(Work to be completed) Return the count of lines with the string "Workflow" in them, and nothing else.

━━━━

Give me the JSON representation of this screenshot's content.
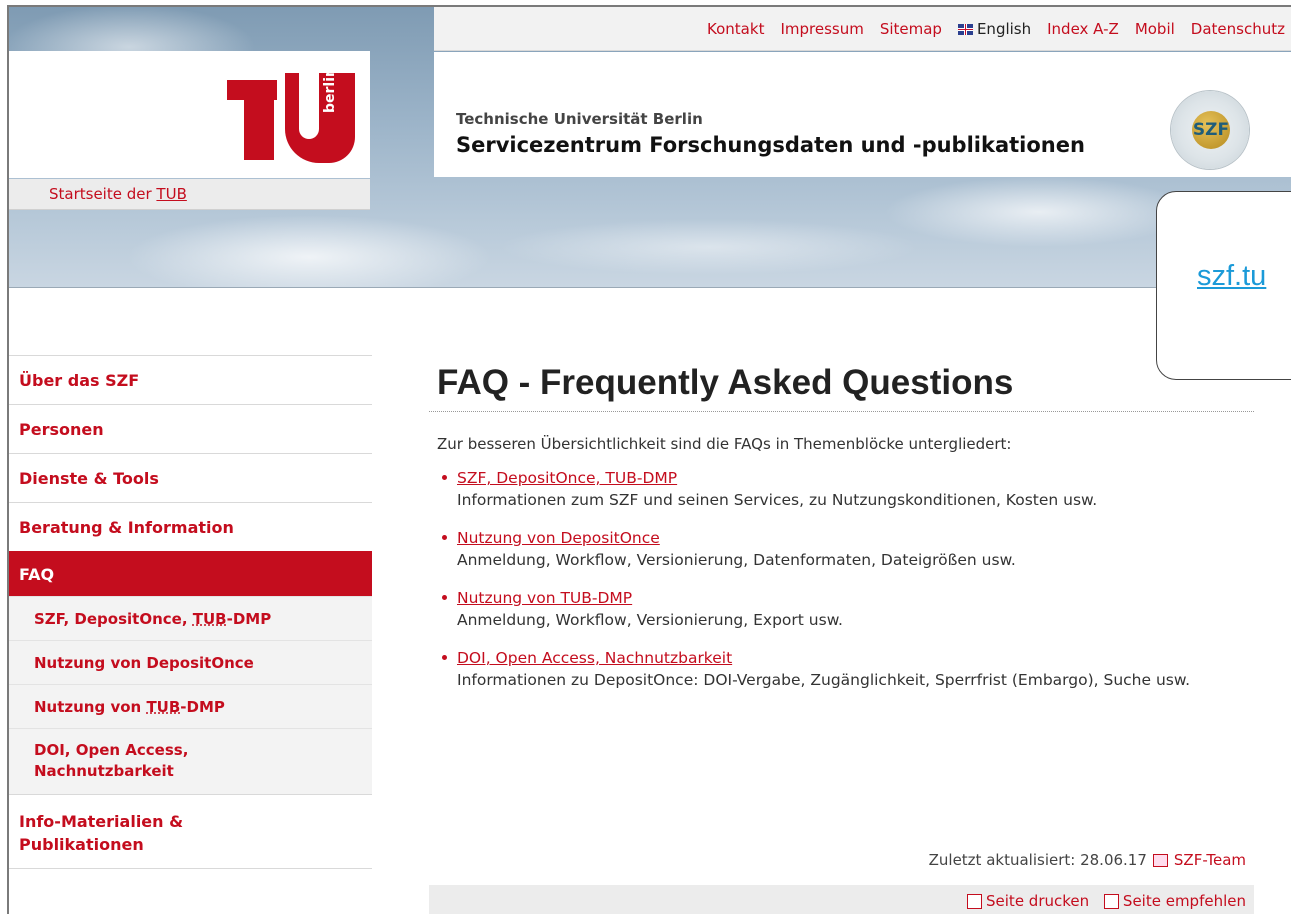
{
  "topnav": {
    "items": [
      "Kontakt",
      "Impressum",
      "Sitemap",
      "English",
      "Index A-Z",
      "Mobil",
      "Datenschutz"
    ]
  },
  "logo": {
    "text": "berlin"
  },
  "startbar": {
    "prefix": "Startseite der ",
    "abbr": "TUB"
  },
  "header": {
    "institution": "Technische Universität Berlin",
    "unit": "Servicezentrum Forschungsdaten und -publikationen",
    "seal": "SZF"
  },
  "callout": {
    "text": "szf.tu"
  },
  "sidebar": {
    "items": [
      {
        "label": "Über das SZF"
      },
      {
        "label": "Personen"
      },
      {
        "label": "Dienste & Tools"
      },
      {
        "label": "Beratung & Information"
      },
      {
        "label": "FAQ",
        "active": true
      }
    ],
    "sub": [
      {
        "label_a": "SZF, DepositOnce, ",
        "abbr": "TUB",
        "label_b": "-DMP"
      },
      {
        "label": "Nutzung von DepositOnce"
      },
      {
        "label_a": "Nutzung von ",
        "abbr": "TUB",
        "label_b": "-DMP"
      },
      {
        "line1": "DOI, Open Access,",
        "line2": "Nachnutzbarkeit"
      }
    ],
    "last": {
      "line1": "Info-Materialien &",
      "line2": "Publikationen"
    }
  },
  "main": {
    "title": "FAQ - Frequently Asked Questions",
    "intro": "Zur besseren Übersichtlichkeit sind die FAQs in Themenblöcke untergliedert:",
    "faqs": [
      {
        "link": "SZF, DepositOnce, TUB-DMP",
        "desc": "Informationen zum SZF und seinen Services, zu Nutzungskonditionen, Kosten usw."
      },
      {
        "link": "Nutzung von DepositOnce",
        "desc": "Anmeldung, Workflow, Versionierung, Datenformaten, Dateigrößen usw."
      },
      {
        "link": "Nutzung von TUB-DMP",
        "desc": "Anmeldung, Workflow, Versionierung, Export usw."
      },
      {
        "link": "DOI, Open Access, Nachnutzbarkeit",
        "desc": "Informationen zu DepositOnce: DOI-Vergabe, Zugänglichkeit, Sperrfrist (Embargo), Suche usw."
      }
    ],
    "updated_label": "Zuletzt aktualisiert: 28.06.17",
    "team": "SZF-Team",
    "print": "Seite drucken",
    "recommend": "Seite empfehlen"
  }
}
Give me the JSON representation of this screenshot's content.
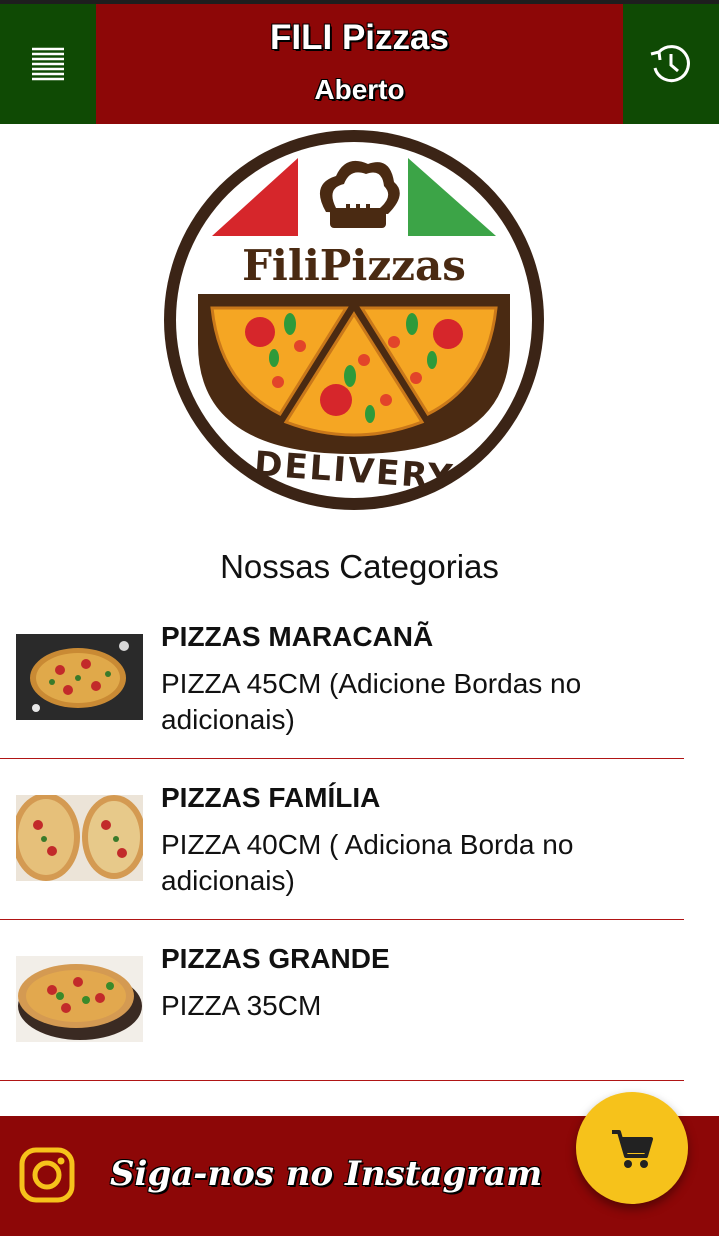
{
  "header": {
    "title": "FILI Pizzas",
    "status": "Aberto",
    "menu_icon": "menu-icon",
    "history_icon": "history-icon",
    "side_color": "#0f4a04",
    "center_color": "#8d0707"
  },
  "logo": {
    "wordmark": "FiliPizzas",
    "tagline": "DELIVERY"
  },
  "section_title": "Nossas Categorias",
  "categories": [
    {
      "name": "PIZZAS MARACANÃ",
      "description": "PIZZA 45CM (Adicione Bordas no adicionais)"
    },
    {
      "name": "PIZZAS FAMÍLIA",
      "description": "PIZZA 40CM ( Adiciona Borda no adicionais)"
    },
    {
      "name": "PIZZAS GRANDE",
      "description": "PIZZA 35CM"
    }
  ],
  "footer": {
    "instagram_label": "Siga-nos no Instagram",
    "instagram_icon": "instagram-icon",
    "background_color": "#8d0707"
  },
  "cart": {
    "icon": "cart-icon",
    "color": "#f6c21b"
  }
}
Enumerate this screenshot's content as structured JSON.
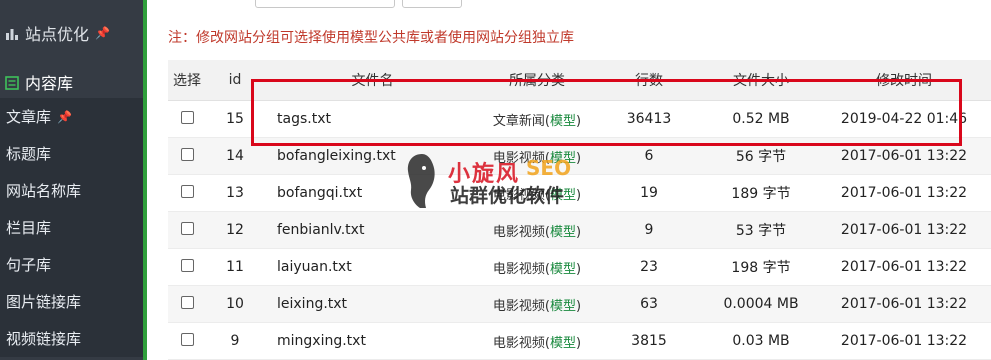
{
  "sidebar": {
    "group1": "站点优化",
    "group2": "内容库",
    "items": [
      {
        "label": "文章库",
        "pinned": true
      },
      {
        "label": "标题库"
      },
      {
        "label": "网站名称库"
      },
      {
        "label": "栏目库"
      },
      {
        "label": "句子库"
      },
      {
        "label": "图片链接库"
      },
      {
        "label": "视频链接库"
      }
    ]
  },
  "note": "注：修改网站分组可选择使用模型公共库或者使用网站分组独立库",
  "table": {
    "headers": {
      "select": "选择",
      "id": "id",
      "name": "文件名",
      "category": "所属分类",
      "lines": "行数",
      "size": "文件大小",
      "modified": "修改时间"
    },
    "rows": [
      {
        "id": "15",
        "name": "tags.txt",
        "category": "文章新闻",
        "model": "模型",
        "lines": "36413",
        "size": "0.52 MB",
        "modified": "2019-04-22 01:46"
      },
      {
        "id": "14",
        "name": "bofangleixing.txt",
        "category": "电影视频",
        "model": "模型",
        "lines": "6",
        "size": "56 字节",
        "modified": "2017-06-01 13:22"
      },
      {
        "id": "13",
        "name": "bofangqi.txt",
        "category": "电影视频",
        "model": "模型",
        "lines": "19",
        "size": "189 字节",
        "modified": "2017-06-01 13:22"
      },
      {
        "id": "12",
        "name": "fenbianlv.txt",
        "category": "电影视频",
        "model": "模型",
        "lines": "9",
        "size": "53 字节",
        "modified": "2017-06-01 13:22"
      },
      {
        "id": "11",
        "name": "laiyuan.txt",
        "category": "电影视频",
        "model": "模型",
        "lines": "23",
        "size": "198 字节",
        "modified": "2017-06-01 13:22"
      },
      {
        "id": "10",
        "name": "leixing.txt",
        "category": "电影视频",
        "model": "模型",
        "lines": "63",
        "size": "0.0004 MB",
        "modified": "2017-06-01 13:22"
      },
      {
        "id": "9",
        "name": "mingxing.txt",
        "category": "电影视频",
        "model": "模型",
        "lines": "3815",
        "size": "0.03 MB",
        "modified": "2017-06-01 13:22"
      }
    ]
  },
  "watermark": {
    "brand_cn": "小旋风",
    "brand_en": "SEO",
    "tagline": "站群优化软件"
  },
  "colors": {
    "sidebar_bg": "#353b44",
    "accent_green": "#2f9f3b",
    "note_red": "#c0392b",
    "highlight_red": "#d9071b",
    "model_link": "#1b8a3f"
  }
}
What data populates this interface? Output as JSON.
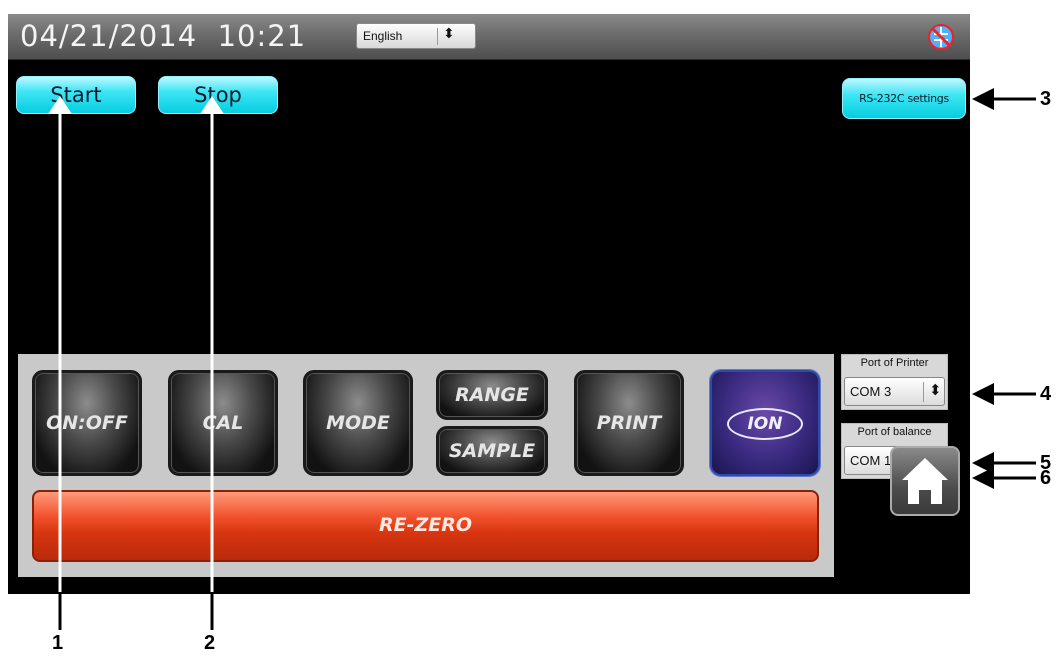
{
  "status_bar": {
    "datetime": "04/21/2014  10:21",
    "language": "English",
    "network_icon": "network-disconnected-icon"
  },
  "buttons": {
    "start": "Start",
    "stop": "Stop",
    "rs232c": "RS-232C settings"
  },
  "keypad": {
    "on_off": "ON:OFF",
    "cal": "CAL",
    "mode": "MODE",
    "range": "RANGE",
    "sample": "SAMPLE",
    "print": "PRINT",
    "ion": "ION",
    "rezero": "RE-ZERO"
  },
  "ports": {
    "printer_label": "Port of Printer",
    "printer_value": "COM 3",
    "balance_label": "Port of balance",
    "balance_value": "COM 1"
  },
  "home_icon": "home-icon",
  "callouts": [
    "1",
    "2",
    "3",
    "4",
    "5",
    "6"
  ],
  "colors": {
    "button_cyan": "#05cde0",
    "rezero_red": "#d8350f",
    "ion_purple": "#3a2a80",
    "panel_gray": "#c9c9c9"
  }
}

━━━━

(Exercise output) 2